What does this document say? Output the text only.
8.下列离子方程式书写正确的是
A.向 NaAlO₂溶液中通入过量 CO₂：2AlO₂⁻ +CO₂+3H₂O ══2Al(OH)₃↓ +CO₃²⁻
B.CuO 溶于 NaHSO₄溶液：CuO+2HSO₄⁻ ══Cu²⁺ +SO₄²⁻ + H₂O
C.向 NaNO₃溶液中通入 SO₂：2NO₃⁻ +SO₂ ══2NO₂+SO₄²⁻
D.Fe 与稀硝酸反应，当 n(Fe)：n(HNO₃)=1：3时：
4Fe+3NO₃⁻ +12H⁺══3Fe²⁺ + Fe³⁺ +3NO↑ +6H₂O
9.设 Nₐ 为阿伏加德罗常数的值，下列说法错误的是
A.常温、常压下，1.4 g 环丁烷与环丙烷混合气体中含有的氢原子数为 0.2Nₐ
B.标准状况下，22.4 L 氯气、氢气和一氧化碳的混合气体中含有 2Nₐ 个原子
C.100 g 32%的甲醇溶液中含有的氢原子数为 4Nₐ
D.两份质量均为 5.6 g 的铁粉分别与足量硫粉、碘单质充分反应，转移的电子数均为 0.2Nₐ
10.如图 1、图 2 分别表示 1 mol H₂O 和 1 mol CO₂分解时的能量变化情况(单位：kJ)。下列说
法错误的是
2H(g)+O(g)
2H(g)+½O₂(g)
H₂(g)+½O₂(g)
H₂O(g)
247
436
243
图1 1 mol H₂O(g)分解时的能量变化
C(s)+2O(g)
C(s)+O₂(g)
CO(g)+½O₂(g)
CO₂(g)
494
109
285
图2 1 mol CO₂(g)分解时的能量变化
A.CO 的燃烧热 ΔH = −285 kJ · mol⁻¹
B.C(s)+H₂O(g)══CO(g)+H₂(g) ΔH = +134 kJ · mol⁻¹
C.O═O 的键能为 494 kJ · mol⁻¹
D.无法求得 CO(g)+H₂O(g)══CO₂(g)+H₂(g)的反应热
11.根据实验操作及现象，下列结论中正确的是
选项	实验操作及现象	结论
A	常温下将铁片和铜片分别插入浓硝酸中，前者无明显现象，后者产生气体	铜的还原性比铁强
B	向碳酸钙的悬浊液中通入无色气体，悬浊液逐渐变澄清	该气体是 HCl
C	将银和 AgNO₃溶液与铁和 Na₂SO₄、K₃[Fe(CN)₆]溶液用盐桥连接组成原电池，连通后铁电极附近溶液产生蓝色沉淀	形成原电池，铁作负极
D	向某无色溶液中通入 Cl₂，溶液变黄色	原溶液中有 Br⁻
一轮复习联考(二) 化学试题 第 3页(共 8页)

◆ **AIM**: Write out every entry verbatim.

◆ **EXERCISE SOLUTION**:
What does this document say? Output the text only.
8.下列离子方程式书写正确的是
A.向 NaAlO₂溶液中通入过量 CO₂：2AlO₂⁻ +CO₂+3H₂O ══2Al(OH)₃↓ +CO₃²⁻
B.CuO 溶于 NaHSO₄溶液：CuO+2HSO₄⁻ ══Cu²⁺ +SO₄²⁻ + H₂O
C.向 NaNO₃溶液中通入 SO₂：2NO₃⁻ +SO₂ ══2NO₂+SO₄²⁻
D.Fe 与稀硝酸反应，当 n(Fe)：n(HNO₃)=1：3时：
4Fe+3NO₃⁻ +12H⁺══3Fe²⁺ + Fe³⁺ +3NO↑ +6H₂O
9.设 Nₐ 为阿伏加德罗常数的值，下列说法错误的是
A.常温、常压下，1.4 g 环丁烷与环丙烷混合气体中含有的氢原子数为 0.2Nₐ
B.标准状况下，22.4 L 氯气、氢气和一氧化碳的混合气体中含有 2Nₐ 个原子
C.100 g 32%的甲醇溶液中含有的氢原子数为 4Nₐ
D.两份质量均为 5.6 g 的铁粉分别与足量硫粉、碘单质充分反应，转移的电子数均为 0.2Nₐ
10.如图 1、图 2 分别表示 1 mol H₂O 和 1 mol CO₂分解时的能量变化情况(单位：kJ)。下列说
法错误的是
2H(g)+O(g)
2H(g)+½O₂(g)
H₂(g)+½O₂(g)
H₂O(g)
247
436
243
图1 1 mol H₂O(g)分解时的能量变化
C(s)+2O(g)
C(s)+O₂(g)
CO(g)+½O₂(g)
CO₂(g)
494
109
285
图2 1 mol CO₂(g)分解时的能量变化
A.CO 的燃烧热 ΔH = −285 kJ · mol⁻¹
B.C(s)+H₂O(g)══CO(g)+H₂(g) ΔH = +134 kJ · mol⁻¹
C.O═O 的键能为 494 kJ · mol⁻¹
D.无法求得 CO(g)+H₂O(g)══CO₂(g)+H₂(g)的反应热
11.根据实验操作及现象，下列结论中正确的是
选项	实验操作及现象	结论
A	常温下将铁片和铜片分别插入浓硝酸中，前者无明显现象，后者产生气体	铜的还原性比铁强
B	向碳酸钙的悬浊液中通入无色气体，悬浊液逐渐变澄清	该气体是 HCl
C	将银和 AgNO₃溶液与铁和 Na₂SO₄、K₃[Fe(CN)₆]溶液用盐桥连接组成原电池，连通后铁电极附近溶液产生蓝色沉淀	形成原电池，铁作负极
D	向某无色溶液中通入 Cl₂，溶液变黄色	原溶液中有 Br⁻
一轮复习联考(二) 化学试题 第 3页(共 8页)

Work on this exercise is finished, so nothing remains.